■ Work to do
Go through the data below. Pull out every line that has the word "properties".

--- begin ---

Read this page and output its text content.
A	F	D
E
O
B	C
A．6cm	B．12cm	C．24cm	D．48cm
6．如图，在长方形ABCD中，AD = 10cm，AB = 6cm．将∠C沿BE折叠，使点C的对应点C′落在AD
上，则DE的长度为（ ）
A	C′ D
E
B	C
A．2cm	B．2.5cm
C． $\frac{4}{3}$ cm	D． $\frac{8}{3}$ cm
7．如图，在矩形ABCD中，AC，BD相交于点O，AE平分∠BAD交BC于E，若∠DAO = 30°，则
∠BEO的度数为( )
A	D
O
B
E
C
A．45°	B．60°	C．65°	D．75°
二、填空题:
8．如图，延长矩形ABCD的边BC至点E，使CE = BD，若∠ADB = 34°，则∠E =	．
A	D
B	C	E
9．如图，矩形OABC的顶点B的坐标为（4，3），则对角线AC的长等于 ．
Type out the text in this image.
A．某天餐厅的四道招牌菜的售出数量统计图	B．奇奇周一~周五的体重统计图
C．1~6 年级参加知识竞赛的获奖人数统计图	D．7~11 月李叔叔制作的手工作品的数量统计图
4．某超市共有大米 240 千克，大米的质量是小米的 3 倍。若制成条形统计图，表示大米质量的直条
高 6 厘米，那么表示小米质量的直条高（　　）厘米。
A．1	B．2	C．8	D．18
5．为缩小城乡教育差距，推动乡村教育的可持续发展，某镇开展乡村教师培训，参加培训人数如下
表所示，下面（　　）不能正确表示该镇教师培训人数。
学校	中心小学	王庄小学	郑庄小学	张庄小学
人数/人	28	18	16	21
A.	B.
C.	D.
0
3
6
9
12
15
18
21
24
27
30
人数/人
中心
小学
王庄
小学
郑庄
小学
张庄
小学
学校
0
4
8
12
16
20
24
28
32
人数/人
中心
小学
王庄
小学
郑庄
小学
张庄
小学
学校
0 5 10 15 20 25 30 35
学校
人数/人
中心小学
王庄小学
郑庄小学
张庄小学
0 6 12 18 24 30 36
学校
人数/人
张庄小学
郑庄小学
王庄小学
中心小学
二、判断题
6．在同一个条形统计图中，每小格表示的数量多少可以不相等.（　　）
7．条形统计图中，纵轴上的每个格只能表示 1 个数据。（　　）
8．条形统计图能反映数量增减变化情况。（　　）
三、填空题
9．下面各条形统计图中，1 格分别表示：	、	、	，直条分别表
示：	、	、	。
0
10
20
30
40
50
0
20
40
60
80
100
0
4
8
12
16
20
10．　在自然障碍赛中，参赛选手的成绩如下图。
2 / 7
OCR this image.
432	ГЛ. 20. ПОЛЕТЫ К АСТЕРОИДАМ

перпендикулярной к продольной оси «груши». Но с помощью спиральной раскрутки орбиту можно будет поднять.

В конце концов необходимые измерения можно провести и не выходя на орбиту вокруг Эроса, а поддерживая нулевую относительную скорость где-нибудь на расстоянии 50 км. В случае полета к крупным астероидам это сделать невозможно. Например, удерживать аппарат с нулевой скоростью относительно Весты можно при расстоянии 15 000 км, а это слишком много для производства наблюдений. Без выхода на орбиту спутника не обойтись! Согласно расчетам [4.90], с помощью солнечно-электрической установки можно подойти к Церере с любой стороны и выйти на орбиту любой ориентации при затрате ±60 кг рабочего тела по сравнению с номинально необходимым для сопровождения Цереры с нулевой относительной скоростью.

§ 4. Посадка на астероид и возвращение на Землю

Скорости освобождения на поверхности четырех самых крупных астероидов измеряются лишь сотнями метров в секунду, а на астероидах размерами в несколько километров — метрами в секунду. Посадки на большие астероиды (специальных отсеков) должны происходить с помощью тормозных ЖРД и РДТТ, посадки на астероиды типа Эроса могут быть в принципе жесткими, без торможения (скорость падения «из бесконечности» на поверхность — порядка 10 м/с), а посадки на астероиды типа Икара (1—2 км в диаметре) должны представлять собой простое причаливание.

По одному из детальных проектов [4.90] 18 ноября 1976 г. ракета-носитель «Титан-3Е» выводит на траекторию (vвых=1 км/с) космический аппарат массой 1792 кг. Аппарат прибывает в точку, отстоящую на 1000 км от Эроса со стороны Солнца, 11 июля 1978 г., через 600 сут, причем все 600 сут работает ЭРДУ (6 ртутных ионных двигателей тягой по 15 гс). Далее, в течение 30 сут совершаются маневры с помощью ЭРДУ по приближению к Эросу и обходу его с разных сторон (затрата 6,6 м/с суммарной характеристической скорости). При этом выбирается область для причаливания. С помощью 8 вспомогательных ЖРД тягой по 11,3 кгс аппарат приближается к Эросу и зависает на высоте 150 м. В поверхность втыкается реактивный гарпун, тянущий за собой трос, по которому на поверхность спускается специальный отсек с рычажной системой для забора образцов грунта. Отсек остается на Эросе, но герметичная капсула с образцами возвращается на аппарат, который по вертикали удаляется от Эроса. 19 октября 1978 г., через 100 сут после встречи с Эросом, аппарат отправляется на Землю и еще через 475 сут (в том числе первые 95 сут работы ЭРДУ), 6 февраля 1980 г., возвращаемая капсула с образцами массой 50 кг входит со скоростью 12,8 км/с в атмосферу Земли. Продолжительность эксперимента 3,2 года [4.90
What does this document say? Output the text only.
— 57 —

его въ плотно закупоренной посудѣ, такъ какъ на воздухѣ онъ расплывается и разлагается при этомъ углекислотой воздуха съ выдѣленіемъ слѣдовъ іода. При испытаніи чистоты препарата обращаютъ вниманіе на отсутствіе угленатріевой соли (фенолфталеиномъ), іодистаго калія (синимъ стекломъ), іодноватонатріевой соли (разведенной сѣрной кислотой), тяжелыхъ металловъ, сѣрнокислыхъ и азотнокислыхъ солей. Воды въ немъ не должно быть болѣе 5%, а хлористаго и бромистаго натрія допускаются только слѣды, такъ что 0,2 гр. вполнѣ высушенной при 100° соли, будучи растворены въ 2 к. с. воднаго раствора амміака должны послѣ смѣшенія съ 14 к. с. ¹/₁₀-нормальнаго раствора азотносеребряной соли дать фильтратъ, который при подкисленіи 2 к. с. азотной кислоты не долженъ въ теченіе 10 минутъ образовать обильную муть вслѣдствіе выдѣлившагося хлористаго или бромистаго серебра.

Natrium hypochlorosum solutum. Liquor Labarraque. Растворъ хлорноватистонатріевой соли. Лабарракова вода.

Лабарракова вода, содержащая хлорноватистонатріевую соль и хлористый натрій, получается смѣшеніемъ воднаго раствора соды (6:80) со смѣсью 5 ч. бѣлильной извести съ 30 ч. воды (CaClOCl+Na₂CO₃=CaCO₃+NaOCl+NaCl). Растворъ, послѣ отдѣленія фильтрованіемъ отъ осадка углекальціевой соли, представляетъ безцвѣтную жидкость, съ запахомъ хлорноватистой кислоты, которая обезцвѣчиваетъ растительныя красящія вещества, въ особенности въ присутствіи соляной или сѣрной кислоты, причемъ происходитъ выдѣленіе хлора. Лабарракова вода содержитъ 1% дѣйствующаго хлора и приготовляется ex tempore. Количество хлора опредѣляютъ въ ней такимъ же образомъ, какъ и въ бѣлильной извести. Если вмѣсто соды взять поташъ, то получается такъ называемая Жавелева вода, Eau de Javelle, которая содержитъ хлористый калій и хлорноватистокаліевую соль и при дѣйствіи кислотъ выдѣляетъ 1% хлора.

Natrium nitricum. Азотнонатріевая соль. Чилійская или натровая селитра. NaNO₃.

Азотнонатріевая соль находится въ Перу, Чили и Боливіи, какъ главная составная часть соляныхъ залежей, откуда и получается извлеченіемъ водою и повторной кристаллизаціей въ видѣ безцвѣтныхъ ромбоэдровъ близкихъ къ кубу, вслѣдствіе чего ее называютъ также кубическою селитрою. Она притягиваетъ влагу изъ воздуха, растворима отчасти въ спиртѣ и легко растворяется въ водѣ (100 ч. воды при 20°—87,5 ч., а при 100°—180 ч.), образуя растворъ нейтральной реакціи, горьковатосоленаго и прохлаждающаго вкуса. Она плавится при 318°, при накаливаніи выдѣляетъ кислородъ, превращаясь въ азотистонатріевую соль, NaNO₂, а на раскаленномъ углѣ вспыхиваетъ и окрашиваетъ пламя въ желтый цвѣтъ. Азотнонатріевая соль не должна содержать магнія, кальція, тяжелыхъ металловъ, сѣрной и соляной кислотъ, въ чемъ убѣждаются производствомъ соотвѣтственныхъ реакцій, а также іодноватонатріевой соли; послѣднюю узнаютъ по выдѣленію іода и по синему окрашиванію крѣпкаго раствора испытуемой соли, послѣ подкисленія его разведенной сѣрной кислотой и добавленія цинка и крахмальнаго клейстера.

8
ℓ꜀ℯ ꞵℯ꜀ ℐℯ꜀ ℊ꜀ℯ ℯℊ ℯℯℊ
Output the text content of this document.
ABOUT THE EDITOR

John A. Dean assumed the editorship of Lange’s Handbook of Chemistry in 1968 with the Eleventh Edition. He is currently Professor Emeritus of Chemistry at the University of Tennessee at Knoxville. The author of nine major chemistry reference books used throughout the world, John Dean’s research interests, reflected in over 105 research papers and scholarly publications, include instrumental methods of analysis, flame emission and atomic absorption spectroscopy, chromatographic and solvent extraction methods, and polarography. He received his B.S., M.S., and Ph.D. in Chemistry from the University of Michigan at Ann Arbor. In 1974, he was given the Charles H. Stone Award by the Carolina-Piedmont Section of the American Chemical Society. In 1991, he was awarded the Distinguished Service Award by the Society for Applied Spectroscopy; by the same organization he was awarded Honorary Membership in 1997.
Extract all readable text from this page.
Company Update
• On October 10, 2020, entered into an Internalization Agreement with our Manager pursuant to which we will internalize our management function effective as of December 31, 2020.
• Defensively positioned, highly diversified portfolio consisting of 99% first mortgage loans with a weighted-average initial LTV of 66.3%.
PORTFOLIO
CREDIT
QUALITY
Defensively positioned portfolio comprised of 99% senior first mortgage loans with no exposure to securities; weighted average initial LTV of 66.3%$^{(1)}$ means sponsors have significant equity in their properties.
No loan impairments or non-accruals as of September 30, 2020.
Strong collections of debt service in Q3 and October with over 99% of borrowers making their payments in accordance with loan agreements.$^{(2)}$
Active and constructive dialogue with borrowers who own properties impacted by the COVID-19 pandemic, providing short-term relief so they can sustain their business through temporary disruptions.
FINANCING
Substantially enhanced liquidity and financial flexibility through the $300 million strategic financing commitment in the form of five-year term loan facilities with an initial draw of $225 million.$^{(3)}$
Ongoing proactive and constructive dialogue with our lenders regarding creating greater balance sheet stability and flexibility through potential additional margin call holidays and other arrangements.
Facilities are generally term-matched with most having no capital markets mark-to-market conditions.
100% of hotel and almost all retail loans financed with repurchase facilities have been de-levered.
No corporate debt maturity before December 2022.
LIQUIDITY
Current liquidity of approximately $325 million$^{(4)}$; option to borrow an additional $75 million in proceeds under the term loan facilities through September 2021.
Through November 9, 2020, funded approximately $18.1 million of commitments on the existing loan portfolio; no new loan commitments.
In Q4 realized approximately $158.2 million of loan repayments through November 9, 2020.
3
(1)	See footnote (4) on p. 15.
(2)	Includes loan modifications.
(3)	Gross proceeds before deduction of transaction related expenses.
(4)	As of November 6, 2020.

--- end ---

■ Answer to this exercise
Defensively positioned portfolio comprised of 99% senior first mortgage loans with no exposure to securities; weighted average initial LTV of 66.3%$^{(1)}$ means sponsors have significant equity in their properties.
Active and constructive dialogue with borrowers who own properties impacted by the COVID-19 pandemic, providing short-term relief so they can sustain their business through temporary disruptions.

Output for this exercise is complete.